* Begin RECORD LIST *

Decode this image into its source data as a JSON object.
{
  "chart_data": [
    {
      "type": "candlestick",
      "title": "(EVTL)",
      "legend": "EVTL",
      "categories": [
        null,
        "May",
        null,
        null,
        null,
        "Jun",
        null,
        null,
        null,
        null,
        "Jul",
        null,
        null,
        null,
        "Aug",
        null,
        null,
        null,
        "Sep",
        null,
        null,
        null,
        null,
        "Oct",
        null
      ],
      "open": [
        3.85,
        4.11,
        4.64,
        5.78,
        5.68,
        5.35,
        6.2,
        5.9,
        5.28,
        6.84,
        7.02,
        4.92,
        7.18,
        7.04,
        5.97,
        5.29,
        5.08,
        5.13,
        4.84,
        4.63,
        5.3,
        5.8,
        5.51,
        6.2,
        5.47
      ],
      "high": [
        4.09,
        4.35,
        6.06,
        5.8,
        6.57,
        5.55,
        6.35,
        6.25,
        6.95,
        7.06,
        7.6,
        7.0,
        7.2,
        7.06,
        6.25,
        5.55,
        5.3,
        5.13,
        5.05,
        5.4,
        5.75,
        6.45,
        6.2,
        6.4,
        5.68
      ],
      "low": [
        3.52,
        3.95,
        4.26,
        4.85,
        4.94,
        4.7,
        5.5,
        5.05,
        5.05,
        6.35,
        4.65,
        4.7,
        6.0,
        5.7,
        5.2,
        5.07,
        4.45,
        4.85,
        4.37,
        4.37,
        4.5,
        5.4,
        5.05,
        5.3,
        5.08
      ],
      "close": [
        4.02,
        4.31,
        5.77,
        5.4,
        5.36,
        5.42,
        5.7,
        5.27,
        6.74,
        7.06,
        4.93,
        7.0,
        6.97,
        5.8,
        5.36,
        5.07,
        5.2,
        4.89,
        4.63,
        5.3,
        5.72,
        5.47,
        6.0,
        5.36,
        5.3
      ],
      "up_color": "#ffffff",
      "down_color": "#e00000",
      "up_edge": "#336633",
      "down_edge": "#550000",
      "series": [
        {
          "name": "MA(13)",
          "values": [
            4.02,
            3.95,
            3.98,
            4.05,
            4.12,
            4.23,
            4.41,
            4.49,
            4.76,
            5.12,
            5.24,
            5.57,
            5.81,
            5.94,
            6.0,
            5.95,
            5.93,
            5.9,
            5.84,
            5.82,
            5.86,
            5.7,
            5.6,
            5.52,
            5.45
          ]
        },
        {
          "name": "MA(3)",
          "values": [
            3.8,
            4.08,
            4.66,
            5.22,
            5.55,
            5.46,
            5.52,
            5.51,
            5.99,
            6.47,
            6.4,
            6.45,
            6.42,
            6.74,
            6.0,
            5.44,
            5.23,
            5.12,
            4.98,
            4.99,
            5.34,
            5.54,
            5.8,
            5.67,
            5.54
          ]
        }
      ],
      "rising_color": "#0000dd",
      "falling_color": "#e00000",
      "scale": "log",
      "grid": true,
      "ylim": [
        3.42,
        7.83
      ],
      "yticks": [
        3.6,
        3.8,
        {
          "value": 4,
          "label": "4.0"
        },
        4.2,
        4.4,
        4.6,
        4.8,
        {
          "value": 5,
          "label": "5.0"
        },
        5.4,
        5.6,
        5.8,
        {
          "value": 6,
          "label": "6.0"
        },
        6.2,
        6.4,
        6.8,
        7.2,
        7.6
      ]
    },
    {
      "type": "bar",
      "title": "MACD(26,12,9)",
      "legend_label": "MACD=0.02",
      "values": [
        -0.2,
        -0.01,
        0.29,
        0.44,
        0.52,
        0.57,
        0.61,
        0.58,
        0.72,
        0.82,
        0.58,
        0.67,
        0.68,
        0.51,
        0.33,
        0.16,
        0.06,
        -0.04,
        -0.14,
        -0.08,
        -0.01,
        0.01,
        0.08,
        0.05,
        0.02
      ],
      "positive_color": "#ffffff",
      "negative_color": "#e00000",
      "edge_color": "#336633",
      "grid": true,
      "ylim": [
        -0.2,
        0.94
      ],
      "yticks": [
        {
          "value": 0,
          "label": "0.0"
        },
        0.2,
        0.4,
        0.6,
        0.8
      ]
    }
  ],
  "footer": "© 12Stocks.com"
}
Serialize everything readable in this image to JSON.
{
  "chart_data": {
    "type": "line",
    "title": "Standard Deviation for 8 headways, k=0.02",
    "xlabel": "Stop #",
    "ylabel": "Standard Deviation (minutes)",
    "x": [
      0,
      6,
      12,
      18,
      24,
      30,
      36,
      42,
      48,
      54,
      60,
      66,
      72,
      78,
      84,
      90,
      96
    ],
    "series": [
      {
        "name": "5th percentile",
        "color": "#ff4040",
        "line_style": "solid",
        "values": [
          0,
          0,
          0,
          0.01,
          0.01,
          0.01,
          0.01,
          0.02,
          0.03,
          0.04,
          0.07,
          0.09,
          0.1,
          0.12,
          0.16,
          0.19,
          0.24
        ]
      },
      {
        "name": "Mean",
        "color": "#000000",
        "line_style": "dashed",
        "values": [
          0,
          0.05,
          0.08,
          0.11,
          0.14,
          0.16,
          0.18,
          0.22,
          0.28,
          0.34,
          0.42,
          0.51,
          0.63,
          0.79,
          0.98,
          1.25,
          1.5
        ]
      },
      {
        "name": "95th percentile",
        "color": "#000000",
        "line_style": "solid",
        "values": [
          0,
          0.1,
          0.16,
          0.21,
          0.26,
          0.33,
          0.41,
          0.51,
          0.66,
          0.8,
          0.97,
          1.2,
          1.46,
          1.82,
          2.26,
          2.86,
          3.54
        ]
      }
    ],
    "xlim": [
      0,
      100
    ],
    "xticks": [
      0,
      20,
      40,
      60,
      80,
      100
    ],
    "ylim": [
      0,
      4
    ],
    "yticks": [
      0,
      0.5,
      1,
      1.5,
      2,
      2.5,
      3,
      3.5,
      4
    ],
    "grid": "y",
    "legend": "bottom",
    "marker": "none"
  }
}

* End RECORD LIST *

WHAT IS EXPECTED:
Reproduce each record shown above without altering a single word.

SOLUTION BELOW:
Decode this image into its source data as a JSON object.
{
  "chart_data": [
    {
      "type": "candlestick",
      "title": "(EVTL)",
      "legend": "EVTL",
      "categories": [
        null,
        "May",
        null,
        null,
        null,
        "Jun",
        null,
        null,
        null,
        null,
        "Jul",
        null,
        null,
        null,
        "Aug",
        null,
        null,
        null,
        "Sep",
        null,
        null,
        null,
        null,
        "Oct",
        null
      ],
      "open": [
        3.85,
        4.11,
        4.64,
        5.78,
        5.68,
        5.35,
        6.2,
        5.9,
        5.28,
        6.84,
        7.02,
        4.92,
        7.18,
        7.04,
        5.97,
        5.29,
        5.08,
        5.13,
        4.84,
        4.63,
        5.3,
        5.8,
        5.51,
        6.2,
        5.47
      ],
      "high": [
        4.09,
        4.35,
        6.06,
        5.8,
        6.57,
        5.55,
        6.35,
        6.25,
        6.95,
        7.06,
        7.6,
        7.0,
        7.2,
        7.06,
        6.25,
        5.55,
        5.3,
        5.13,
        5.05,
        5.4,
        5.75,
        6.45,
        6.2,
        6.4,
        5.68
      ],
      "low": [
        3.52,
        3.95,
        4.26,
        4.85,
        4.94,
        4.7,
        5.5,
        5.05,
        5.05,
        6.35,
        4.65,
        4.7,
        6.0,
        5.7,
        5.2,
        5.07,
        4.45,
        4.85,
        4.37,
        4.37,
        4.5,
        5.4,
        5.05,
        5.3,
        5.08
      ],
      "close": [
        4.02,
        4.31,
        5.77,
        5.4,
        5.36,
        5.42,
        5.7,
        5.27,
        6.74,
        7.06,
        4.93,
        7.0,
        6.97,
        5.8,
        5.36,
        5.07,
        5.2,
        4.89,
        4.63,
        5.3,
        5.72,
        5.47,
        6.0,
        5.36,
        5.3
      ],
      "up_color": "#ffffff",
      "down_color": "#e00000",
      "up_edge": "#336633",
      "down_edge": "#550000",
      "series": [
        {
          "name": "MA(13)",
          "values": [
            4.02,
            3.95,
            3.98,
            4.05,
            4.12,
            4.23,
            4.41,
            4.49,
            4.76,
            5.12,
            5.24,
            5.57,
            5.81,
            5.94,
            6.0,
            5.95,
            5.93,
            5.9,
            5.84,
            5.82,
            5.86,
            5.7,
            5.6,
            5.52,
            5.45
          ]
        },
        {
          "name": "MA(3)",
          "values": [
            3.8,
            4.08,
            4.66,
            5.22,
            5.55,
            5.46,
            5.52,
            5.51,
            5.99,
            6.47,
            6.4,
            6.45,
            6.42,
            6.74,
            6.0,
            5.44,
            5.23,
            5.12,
            4.98,
            4.99,
            5.34,
            5.54,
            5.8,
            5.67,
            5.54
          ]
        }
      ],
      "rising_color": "#0000dd",
      "falling_color": "#e00000",
      "scale": "log",
      "grid": true,
      "ylim": [
        3.42,
        7.83
      ],
      "yticks": [
        3.6,
        3.8,
        {
          "value": 4,
          "label": "4.0"
        },
        4.2,
        4.4,
        4.6,
        4.8,
        {
          "value": 5,
          "label": "5.0"
        },
        5.4,
        5.6,
        5.8,
        {
          "value": 6,
          "label": "6.0"
        },
        6.2,
        6.4,
        6.8,
        7.2,
        7.6
      ]
    },
    {
      "type": "bar",
      "title": "MACD(26,12,9)",
      "legend_label": "MACD=0.02",
      "values": [
        -0.2,
        -0.01,
        0.29,
        0.44,
        0.52,
        0.57,
        0.61,
        0.58,
        0.72,
        0.82,
        0.58,
        0.67,
        0.68,
        0.51,
        0.33,
        0.16,
        0.06,
        -0.04,
        -0.14,
        -0.08,
        -0.01,
        0.01,
        0.08,
        0.05,
        0.02
      ],
      "positive_color": "#ffffff",
      "negative_color": "#e00000",
      "edge_color": "#336633",
      "grid": true,
      "ylim": [
        -0.2,
        0.94
      ],
      "yticks": [
        {
          "value": 0,
          "label": "0.0"
        },
        0.2,
        0.4,
        0.6,
        0.8
      ]
    }
  ],
  "footer": "© 12Stocks.com"
}
Serialize everything readable in this image to JSON.
{
  "chart_data": {
    "type": "line",
    "title": "Standard Deviation for 8 headways, k=0.02",
    "xlabel": "Stop #",
    "ylabel": "Standard Deviation (minutes)",
    "x": [
      0,
      6,
      12,
      18,
      24,
      30,
      36,
      42,
      48,
      54,
      60,
      66,
      72,
      78,
      84,
      90,
      96
    ],
    "series": [
      {
        "name": "5th percentile",
        "color": "#ff4040",
        "line_style": "solid",
        "values": [
          0,
          0,
          0,
          0.01,
          0.01,
          0.01,
          0.01,
          0.02,
          0.03,
          0.04,
          0.07,
          0.09,
          0.1,
          0.12,
          0.16,
          0.19,
          0.24
        ]
      },
      {
        "name": "Mean",
        "color": "#000000",
        "line_style": "dashed",
        "values": [
          0,
          0.05,
          0.08,
          0.11,
          0.14,
          0.16,
          0.18,
          0.22,
          0.28,
          0.34,
          0.42,
          0.51,
          0.63,
          0.79,
          0.98,
          1.25,
          1.5
        ]
      },
      {
        "name": "95th percentile",
        "color": "#000000",
        "line_style": "solid",
        "values": [
          0,
          0.1,
          0.16,
          0.21,
          0.26,
          0.33,
          0.41,
          0.51,
          0.66,
          0.8,
          0.97,
          1.2,
          1.46,
          1.82,
          2.26,
          2.86,
          3.54
        ]
      }
    ],
    "xlim": [
      0,
      100
    ],
    "xticks": [
      0,
      20,
      40,
      60,
      80,
      100
    ],
    "ylim": [
      0,
      4
    ],
    "yticks": [
      0,
      0.5,
      1,
      1.5,
      2,
      2.5,
      3,
      3.5,
      4
    ],
    "grid": "y",
    "legend": "bottom",
    "marker": "none"
  }
}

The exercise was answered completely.